Type out the records that follow, exactly as given.

------------

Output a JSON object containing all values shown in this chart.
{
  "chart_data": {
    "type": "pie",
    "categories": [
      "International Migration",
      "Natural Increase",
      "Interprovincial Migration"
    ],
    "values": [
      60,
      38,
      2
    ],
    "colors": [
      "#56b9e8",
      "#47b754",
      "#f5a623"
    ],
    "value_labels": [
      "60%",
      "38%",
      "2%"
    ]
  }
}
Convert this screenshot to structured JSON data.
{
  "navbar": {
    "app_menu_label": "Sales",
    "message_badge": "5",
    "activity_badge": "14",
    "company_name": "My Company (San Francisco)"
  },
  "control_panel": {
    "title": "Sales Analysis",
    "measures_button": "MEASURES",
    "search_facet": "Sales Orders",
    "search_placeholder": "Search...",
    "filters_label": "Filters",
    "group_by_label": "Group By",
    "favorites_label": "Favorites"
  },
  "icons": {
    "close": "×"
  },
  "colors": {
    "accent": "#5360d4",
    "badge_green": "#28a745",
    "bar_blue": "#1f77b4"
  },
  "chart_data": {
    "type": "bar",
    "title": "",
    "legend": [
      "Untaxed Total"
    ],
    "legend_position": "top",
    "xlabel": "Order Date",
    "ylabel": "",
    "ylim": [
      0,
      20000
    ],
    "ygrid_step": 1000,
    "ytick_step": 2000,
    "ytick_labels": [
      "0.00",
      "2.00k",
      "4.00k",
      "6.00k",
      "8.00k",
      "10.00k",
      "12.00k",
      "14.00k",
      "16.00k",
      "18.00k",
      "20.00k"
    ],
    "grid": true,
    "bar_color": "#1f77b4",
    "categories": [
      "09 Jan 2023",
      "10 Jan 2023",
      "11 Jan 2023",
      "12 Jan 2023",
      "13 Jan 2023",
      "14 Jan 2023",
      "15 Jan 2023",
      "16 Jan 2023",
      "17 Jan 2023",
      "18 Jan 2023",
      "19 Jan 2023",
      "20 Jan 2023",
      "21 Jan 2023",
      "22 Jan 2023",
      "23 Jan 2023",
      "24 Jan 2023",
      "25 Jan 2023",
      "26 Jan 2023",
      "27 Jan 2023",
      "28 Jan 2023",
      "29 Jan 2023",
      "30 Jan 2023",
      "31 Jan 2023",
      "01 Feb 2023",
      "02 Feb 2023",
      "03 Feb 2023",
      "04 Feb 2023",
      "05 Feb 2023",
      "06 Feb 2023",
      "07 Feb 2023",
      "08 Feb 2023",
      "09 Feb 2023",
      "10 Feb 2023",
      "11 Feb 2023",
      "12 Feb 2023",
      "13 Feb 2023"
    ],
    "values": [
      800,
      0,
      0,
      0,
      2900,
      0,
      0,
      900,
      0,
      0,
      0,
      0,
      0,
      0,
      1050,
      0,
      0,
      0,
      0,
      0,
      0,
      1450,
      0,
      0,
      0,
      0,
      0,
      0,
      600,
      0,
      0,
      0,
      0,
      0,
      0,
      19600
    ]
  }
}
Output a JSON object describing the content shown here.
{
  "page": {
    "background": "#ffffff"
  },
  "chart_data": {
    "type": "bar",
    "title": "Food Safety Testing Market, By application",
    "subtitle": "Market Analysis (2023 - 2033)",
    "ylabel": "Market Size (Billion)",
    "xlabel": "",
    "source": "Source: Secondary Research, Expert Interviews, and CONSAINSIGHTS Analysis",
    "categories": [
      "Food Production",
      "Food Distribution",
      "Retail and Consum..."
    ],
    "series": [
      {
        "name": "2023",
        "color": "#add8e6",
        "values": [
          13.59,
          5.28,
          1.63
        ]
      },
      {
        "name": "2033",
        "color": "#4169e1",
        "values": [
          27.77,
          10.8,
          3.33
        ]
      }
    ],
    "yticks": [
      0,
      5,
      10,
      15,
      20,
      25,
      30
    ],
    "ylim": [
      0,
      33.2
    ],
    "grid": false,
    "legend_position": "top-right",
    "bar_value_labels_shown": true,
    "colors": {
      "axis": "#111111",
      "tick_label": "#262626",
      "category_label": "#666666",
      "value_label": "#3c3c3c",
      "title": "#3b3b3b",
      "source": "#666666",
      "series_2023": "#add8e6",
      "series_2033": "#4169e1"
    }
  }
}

------------

_Reply to the task_:
Output a JSON object containing all values shown in this chart.
{
  "chart_data": {
    "type": "pie",
    "categories": [
      "International Migration",
      "Natural Increase",
      "Interprovincial Migration"
    ],
    "values": [
      60,
      38,
      2
    ],
    "colors": [
      "#56b9e8",
      "#47b754",
      "#f5a623"
    ],
    "value_labels": [
      "60%",
      "38%",
      "2%"
    ]
  }
}
Convert this screenshot to structured JSON data.
{
  "navbar": {
    "app_menu_label": "Sales",
    "message_badge": "5",
    "activity_badge": "14",
    "company_name": "My Company (San Francisco)"
  },
  "control_panel": {
    "title": "Sales Analysis",
    "measures_button": "MEASURES",
    "search_facet": "Sales Orders",
    "search_placeholder": "Search...",
    "filters_label": "Filters",
    "group_by_label": "Group By",
    "favorites_label": "Favorites"
  },
  "icons": {
    "close": "×"
  },
  "colors": {
    "accent": "#5360d4",
    "badge_green": "#28a745",
    "bar_blue": "#1f77b4"
  },
  "chart_data": {
    "type": "bar",
    "title": "",
    "legend": [
      "Untaxed Total"
    ],
    "legend_position": "top",
    "xlabel": "Order Date",
    "ylabel": "",
    "ylim": [
      0,
      20000
    ],
    "ygrid_step": 1000,
    "ytick_step": 2000,
    "ytick_labels": [
      "0.00",
      "2.00k",
      "4.00k",
      "6.00k",
      "8.00k",
      "10.00k",
      "12.00k",
      "14.00k",
      "16.00k",
      "18.00k",
      "20.00k"
    ],
    "grid": true,
    "bar_color": "#1f77b4",
    "categories": [
      "09 Jan 2023",
      "10 Jan 2023",
      "11 Jan 2023",
      "12 Jan 2023",
      "13 Jan 2023",
      "14 Jan 2023",
      "15 Jan 2023",
      "16 Jan 2023",
      "17 Jan 2023",
      "18 Jan 2023",
      "19 Jan 2023",
      "20 Jan 2023",
      "21 Jan 2023",
      "22 Jan 2023",
      "23 Jan 2023",
      "24 Jan 2023",
      "25 Jan 2023",
      "26 Jan 2023",
      "27 Jan 2023",
      "28 Jan 2023",
      "29 Jan 2023",
      "30 Jan 2023",
      "31 Jan 2023",
      "01 Feb 2023",
      "02 Feb 2023",
      "03 Feb 2023",
      "04 Feb 2023",
      "05 Feb 2023",
      "06 Feb 2023",
      "07 Feb 2023",
      "08 Feb 2023",
      "09 Feb 2023",
      "10 Feb 2023",
      "11 Feb 2023",
      "12 Feb 2023",
      "13 Feb 2023"
    ],
    "values": [
      800,
      0,
      0,
      0,
      2900,
      0,
      0,
      900,
      0,
      0,
      0,
      0,
      0,
      0,
      1050,
      0,
      0,
      0,
      0,
      0,
      0,
      1450,
      0,
      0,
      0,
      0,
      0,
      0,
      600,
      0,
      0,
      0,
      0,
      0,
      0,
      19600
    ]
  }
}
Output a JSON object describing the content shown here.
{
  "page": {
    "background": "#ffffff"
  },
  "chart_data": {
    "type": "bar",
    "title": "Food Safety Testing Market, By application",
    "subtitle": "Market Analysis (2023 - 2033)",
    "ylabel": "Market Size (Billion)",
    "xlabel": "",
    "source": "Source: Secondary Research, Expert Interviews, and CONSAINSIGHTS Analysis",
    "categories": [
      "Food Production",
      "Food Distribution",
      "Retail and Consum..."
    ],
    "series": [
      {
        "name": "2023",
        "color": "#add8e6",
        "values": [
          13.59,
          5.28,
          1.63
        ]
      },
      {
        "name": "2033",
        "color": "#4169e1",
        "values": [
          27.77,
          10.8,
          3.33
        ]
      }
    ],
    "yticks": [
      0,
      5,
      10,
      15,
      20,
      25,
      30
    ],
    "ylim": [
      0,
      33.2
    ],
    "grid": false,
    "legend_position": "top-right",
    "bar_value_labels_shown": true,
    "colors": {
      "axis": "#111111",
      "tick_label": "#262626",
      "category_label": "#666666",
      "value_label": "#3c3c3c",
      "title": "#3b3b3b",
      "source": "#666666",
      "series_2023": "#add8e6",
      "series_2033": "#4169e1"
    }
  }
}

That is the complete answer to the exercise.